* [EXERCISE GOAL]: Only lines holding the string "Europe" are wanted; copy each one from the material.

* [PROVIDED INFORMATION]:
** begin **

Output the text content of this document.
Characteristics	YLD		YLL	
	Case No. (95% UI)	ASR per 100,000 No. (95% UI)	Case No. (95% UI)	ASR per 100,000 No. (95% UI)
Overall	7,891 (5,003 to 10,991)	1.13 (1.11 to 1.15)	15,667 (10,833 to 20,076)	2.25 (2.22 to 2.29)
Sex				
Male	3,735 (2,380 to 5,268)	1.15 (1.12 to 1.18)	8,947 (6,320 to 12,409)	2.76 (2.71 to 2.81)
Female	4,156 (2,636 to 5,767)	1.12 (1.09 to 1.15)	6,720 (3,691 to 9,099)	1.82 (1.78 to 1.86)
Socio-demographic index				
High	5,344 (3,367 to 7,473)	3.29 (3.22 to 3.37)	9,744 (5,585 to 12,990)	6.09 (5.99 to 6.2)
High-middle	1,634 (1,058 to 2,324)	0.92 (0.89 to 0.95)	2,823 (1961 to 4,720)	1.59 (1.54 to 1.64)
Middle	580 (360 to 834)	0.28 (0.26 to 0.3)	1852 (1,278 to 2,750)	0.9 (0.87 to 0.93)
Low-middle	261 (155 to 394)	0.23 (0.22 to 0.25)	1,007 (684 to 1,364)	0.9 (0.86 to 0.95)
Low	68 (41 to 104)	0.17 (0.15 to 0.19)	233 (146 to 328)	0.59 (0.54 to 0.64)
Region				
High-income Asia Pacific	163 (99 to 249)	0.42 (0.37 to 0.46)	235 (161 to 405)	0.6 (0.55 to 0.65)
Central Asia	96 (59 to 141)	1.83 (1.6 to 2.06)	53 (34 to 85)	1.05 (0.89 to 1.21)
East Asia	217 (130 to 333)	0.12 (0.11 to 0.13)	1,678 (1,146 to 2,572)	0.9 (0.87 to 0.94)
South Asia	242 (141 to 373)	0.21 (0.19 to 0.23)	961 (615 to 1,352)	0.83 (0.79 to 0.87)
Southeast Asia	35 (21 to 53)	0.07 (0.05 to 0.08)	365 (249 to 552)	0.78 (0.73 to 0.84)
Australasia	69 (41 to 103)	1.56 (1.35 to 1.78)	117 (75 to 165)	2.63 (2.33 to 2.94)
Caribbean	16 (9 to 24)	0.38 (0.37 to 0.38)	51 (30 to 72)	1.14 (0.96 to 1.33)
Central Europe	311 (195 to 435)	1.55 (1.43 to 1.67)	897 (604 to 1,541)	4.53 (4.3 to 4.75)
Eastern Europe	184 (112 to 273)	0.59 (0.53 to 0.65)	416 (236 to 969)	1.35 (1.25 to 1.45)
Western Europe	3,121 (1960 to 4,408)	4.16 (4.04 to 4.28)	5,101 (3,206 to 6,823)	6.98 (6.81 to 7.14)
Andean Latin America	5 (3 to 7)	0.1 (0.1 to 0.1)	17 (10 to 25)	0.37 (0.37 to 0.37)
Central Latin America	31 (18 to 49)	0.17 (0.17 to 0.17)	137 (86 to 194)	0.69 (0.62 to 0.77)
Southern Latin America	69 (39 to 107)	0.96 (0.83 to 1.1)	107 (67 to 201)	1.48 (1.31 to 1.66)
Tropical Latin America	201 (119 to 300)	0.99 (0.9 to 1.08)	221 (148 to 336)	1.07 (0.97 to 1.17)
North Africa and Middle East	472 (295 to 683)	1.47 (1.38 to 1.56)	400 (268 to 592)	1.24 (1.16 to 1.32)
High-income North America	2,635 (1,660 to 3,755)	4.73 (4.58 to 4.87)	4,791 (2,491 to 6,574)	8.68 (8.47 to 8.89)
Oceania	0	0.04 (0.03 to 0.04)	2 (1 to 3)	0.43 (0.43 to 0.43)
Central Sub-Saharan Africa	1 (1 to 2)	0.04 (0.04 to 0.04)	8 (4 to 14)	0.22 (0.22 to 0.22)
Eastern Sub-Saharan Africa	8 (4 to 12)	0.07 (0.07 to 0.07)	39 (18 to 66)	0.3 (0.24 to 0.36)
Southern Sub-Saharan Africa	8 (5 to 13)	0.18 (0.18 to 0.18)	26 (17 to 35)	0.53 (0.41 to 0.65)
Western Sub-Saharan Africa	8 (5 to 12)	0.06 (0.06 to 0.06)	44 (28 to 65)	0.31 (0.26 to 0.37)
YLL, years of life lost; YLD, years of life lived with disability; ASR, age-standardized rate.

** end **

* [SOLUTION TO THIS TASK]:
Central Europe	311 (195 to 435)	1.55 (1.43 to 1.67)	897 (604 to 1,541)	4.53 (4.3 to 4.75)
Eastern Europe	184 (112 to 273)	0.59 (0.53 to 0.65)	416 (236 to 969)	1.35 (1.25 to 1.45)
Western Europe	3,121 (1960 to 4,408)	4.16 (4.04 to 4.28)	5,101 (3,206 to 6,823)	6.98 (6.81 to 7.14)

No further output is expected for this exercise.